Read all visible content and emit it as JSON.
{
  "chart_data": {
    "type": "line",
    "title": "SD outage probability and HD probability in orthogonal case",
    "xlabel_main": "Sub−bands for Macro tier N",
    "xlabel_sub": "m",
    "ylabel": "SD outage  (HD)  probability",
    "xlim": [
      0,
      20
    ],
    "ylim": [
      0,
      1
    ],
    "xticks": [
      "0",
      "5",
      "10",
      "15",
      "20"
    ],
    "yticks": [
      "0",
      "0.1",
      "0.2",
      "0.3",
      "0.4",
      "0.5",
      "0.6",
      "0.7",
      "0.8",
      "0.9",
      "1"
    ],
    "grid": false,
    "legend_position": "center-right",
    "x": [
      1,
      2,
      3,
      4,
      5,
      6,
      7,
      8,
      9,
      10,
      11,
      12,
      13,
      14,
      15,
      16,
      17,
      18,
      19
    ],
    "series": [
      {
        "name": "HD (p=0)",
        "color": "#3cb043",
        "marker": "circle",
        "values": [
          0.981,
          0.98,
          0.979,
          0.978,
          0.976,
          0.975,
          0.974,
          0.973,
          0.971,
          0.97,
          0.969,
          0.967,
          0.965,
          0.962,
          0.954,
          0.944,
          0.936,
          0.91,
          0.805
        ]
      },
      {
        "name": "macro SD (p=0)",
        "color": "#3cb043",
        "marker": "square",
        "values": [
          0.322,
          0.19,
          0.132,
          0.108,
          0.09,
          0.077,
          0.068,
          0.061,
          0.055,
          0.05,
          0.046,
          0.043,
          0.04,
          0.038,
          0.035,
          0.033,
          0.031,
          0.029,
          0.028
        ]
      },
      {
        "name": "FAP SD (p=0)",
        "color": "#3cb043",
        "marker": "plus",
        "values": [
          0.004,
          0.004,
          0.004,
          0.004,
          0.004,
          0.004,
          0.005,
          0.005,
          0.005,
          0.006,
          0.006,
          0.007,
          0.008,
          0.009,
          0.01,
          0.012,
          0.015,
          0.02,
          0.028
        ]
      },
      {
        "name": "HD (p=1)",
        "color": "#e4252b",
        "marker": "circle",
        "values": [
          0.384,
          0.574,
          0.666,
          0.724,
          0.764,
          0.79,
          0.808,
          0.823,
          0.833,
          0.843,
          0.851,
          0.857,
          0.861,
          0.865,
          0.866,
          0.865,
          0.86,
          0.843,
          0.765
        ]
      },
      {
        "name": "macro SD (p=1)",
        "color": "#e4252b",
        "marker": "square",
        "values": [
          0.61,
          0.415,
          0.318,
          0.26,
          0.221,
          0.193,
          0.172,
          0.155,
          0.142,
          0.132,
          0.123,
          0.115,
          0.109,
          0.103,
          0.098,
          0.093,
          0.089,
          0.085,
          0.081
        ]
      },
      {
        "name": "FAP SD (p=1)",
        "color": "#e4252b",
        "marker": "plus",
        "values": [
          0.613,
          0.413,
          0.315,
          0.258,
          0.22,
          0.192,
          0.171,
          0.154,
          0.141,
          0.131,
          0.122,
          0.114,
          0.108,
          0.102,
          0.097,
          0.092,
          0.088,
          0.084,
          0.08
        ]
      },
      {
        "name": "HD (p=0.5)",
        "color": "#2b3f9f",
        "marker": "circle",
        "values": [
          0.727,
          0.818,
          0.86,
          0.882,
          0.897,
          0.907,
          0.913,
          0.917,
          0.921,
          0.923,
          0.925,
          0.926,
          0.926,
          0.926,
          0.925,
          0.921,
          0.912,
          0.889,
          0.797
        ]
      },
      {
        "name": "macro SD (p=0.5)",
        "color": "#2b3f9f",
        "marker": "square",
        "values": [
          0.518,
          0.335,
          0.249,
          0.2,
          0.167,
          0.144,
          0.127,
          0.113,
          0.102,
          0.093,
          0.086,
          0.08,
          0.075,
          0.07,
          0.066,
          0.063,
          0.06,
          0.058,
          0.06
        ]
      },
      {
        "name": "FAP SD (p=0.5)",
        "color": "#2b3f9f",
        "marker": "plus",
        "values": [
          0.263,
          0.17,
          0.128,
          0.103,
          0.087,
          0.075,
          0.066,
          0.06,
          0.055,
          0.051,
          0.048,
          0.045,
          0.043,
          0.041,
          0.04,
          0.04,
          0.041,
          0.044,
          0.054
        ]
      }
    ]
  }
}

____

Each entry must be reproduced verbatim.

» **FULL RESPONSE**:
Read all visible content and emit it as JSON.
{
  "chart_data": {
    "type": "line",
    "title": "SD outage probability and HD probability in orthogonal case",
    "xlabel_main": "Sub−bands for Macro tier N",
    "xlabel_sub": "m",
    "ylabel": "SD outage  (HD)  probability",
    "xlim": [
      0,
      20
    ],
    "ylim": [
      0,
      1
    ],
    "xticks": [
      "0",
      "5",
      "10",
      "15",
      "20"
    ],
    "yticks": [
      "0",
      "0.1",
      "0.2",
      "0.3",
      "0.4",
      "0.5",
      "0.6",
      "0.7",
      "0.8",
      "0.9",
      "1"
    ],
    "grid": false,
    "legend_position": "center-right",
    "x": [
      1,
      2,
      3,
      4,
      5,
      6,
      7,
      8,
      9,
      10,
      11,
      12,
      13,
      14,
      15,
      16,
      17,
      18,
      19
    ],
    "series": [
      {
        "name": "HD (p=0)",
        "color": "#3cb043",
        "marker": "circle",
        "values": [
          0.981,
          0.98,
          0.979,
          0.978,
          0.976,
          0.975,
          0.974,
          0.973,
          0.971,
          0.97,
          0.969,
          0.967,
          0.965,
          0.962,
          0.954,
          0.944,
          0.936,
          0.91,
          0.805
        ]
      },
      {
        "name": "macro SD (p=0)",
        "color": "#3cb043",
        "marker": "square",
        "values": [
          0.322,
          0.19,
          0.132,
          0.108,
          0.09,
          0.077,
          0.068,
          0.061,
          0.055,
          0.05,
          0.046,
          0.043,
          0.04,
          0.038,
          0.035,
          0.033,
          0.031,
          0.029,
          0.028
        ]
      },
      {
        "name": "FAP SD (p=0)",
        "color": "#3cb043",
        "marker": "plus",
        "values": [
          0.004,
          0.004,
          0.004,
          0.004,
          0.004,
          0.004,
          0.005,
          0.005,
          0.005,
          0.006,
          0.006,
          0.007,
          0.008,
          0.009,
          0.01,
          0.012,
          0.015,
          0.02,
          0.028
        ]
      },
      {
        "name": "HD (p=1)",
        "color": "#e4252b",
        "marker": "circle",
        "values": [
          0.384,
          0.574,
          0.666,
          0.724,
          0.764,
          0.79,
          0.808,
          0.823,
          0.833,
          0.843,
          0.851,
          0.857,
          0.861,
          0.865,
          0.866,
          0.865,
          0.86,
          0.843,
          0.765
        ]
      },
      {
        "name": "macro SD (p=1)",
        "color": "#e4252b",
        "marker": "square",
        "values": [
          0.61,
          0.415,
          0.318,
          0.26,
          0.221,
          0.193,
          0.172,
          0.155,
          0.142,
          0.132,
          0.123,
          0.115,
          0.109,
          0.103,
          0.098,
          0.093,
          0.089,
          0.085,
          0.081
        ]
      },
      {
        "name": "FAP SD (p=1)",
        "color": "#e4252b",
        "marker": "plus",
        "values": [
          0.613,
          0.413,
          0.315,
          0.258,
          0.22,
          0.192,
          0.171,
          0.154,
          0.141,
          0.131,
          0.122,
          0.114,
          0.108,
          0.102,
          0.097,
          0.092,
          0.088,
          0.084,
          0.08
        ]
      },
      {
        "name": "HD (p=0.5)",
        "color": "#2b3f9f",
        "marker": "circle",
        "values": [
          0.727,
          0.818,
          0.86,
          0.882,
          0.897,
          0.907,
          0.913,
          0.917,
          0.921,
          0.923,
          0.925,
          0.926,
          0.926,
          0.926,
          0.925,
          0.921,
          0.912,
          0.889,
          0.797
        ]
      },
      {
        "name": "macro SD (p=0.5)",
        "color": "#2b3f9f",
        "marker": "square",
        "values": [
          0.518,
          0.335,
          0.249,
          0.2,
          0.167,
          0.144,
          0.127,
          0.113,
          0.102,
          0.093,
          0.086,
          0.08,
          0.075,
          0.07,
          0.066,
          0.063,
          0.06,
          0.058,
          0.06
        ]
      },
      {
        "name": "FAP SD (p=0.5)",
        "color": "#2b3f9f",
        "marker": "plus",
        "values": [
          0.263,
          0.17,
          0.128,
          0.103,
          0.087,
          0.075,
          0.066,
          0.06,
          0.055,
          0.051,
          0.048,
          0.045,
          0.043,
          0.041,
          0.04,
          0.04,
          0.041,
          0.044,
          0.054
        ]
      }
    ]
  }
}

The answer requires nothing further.